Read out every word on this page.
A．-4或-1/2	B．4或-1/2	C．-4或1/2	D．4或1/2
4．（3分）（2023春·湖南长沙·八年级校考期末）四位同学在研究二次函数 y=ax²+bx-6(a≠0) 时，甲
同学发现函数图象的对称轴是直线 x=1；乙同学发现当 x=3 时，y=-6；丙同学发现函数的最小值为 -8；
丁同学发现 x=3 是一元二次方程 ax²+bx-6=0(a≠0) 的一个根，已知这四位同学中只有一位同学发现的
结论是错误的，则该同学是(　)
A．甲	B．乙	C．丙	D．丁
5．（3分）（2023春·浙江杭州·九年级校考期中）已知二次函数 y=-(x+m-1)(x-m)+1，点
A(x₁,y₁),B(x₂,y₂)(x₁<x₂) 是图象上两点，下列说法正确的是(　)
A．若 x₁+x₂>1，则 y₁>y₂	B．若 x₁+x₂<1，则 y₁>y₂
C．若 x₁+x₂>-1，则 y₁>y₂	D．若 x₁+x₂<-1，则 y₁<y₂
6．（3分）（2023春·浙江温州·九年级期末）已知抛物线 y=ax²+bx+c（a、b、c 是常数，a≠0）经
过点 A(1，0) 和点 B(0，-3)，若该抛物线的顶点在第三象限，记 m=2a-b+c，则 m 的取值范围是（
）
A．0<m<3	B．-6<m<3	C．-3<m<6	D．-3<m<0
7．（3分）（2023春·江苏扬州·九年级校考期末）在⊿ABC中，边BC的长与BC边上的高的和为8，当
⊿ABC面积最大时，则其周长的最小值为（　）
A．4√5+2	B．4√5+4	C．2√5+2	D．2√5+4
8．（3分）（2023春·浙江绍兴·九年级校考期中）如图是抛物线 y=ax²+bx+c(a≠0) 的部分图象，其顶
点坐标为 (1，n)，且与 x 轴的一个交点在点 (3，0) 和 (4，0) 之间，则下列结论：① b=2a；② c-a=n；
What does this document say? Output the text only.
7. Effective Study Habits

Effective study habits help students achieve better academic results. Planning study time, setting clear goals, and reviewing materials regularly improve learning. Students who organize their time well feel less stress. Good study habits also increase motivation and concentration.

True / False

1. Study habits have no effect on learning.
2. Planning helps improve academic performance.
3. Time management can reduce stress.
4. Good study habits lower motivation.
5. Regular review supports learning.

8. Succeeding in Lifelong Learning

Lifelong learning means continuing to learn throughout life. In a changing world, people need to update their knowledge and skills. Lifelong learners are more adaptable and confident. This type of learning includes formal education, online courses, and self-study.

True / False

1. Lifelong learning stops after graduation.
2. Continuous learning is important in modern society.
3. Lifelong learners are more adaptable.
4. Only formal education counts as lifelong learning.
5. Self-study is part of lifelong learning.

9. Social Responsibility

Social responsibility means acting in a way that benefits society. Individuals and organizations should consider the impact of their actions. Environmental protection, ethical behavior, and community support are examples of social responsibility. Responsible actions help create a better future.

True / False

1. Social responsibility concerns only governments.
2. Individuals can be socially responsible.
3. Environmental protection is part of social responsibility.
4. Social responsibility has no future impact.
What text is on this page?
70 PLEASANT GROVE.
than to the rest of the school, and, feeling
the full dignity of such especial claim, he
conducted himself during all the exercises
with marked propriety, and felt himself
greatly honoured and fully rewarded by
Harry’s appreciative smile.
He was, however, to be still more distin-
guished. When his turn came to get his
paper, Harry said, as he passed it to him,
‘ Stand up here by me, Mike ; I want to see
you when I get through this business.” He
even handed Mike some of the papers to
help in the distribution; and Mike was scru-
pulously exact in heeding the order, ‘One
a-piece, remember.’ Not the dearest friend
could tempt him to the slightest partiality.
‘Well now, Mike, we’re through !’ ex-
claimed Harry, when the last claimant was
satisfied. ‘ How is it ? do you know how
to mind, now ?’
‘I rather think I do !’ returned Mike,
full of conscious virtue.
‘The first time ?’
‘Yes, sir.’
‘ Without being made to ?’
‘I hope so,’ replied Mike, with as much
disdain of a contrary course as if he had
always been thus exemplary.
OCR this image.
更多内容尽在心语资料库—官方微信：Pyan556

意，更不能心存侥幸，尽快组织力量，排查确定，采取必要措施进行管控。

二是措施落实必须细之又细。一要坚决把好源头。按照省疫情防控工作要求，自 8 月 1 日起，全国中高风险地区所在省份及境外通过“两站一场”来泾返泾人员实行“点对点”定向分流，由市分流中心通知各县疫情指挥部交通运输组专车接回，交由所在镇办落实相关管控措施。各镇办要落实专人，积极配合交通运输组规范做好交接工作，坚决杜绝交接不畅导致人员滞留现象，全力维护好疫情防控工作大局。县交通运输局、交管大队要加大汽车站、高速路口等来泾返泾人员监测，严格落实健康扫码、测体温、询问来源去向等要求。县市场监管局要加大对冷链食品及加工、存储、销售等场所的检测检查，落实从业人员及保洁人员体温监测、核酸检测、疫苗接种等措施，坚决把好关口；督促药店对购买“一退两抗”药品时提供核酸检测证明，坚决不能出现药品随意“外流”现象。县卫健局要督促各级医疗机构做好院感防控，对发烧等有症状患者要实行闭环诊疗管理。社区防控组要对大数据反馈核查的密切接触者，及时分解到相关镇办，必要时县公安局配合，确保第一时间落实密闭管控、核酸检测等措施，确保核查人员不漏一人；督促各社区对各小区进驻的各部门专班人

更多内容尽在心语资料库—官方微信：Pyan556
----
WORK TO DO:
How many of the lines above include the string "Mike"? Reply with the number by itself.

EXERCISE RESULT:
6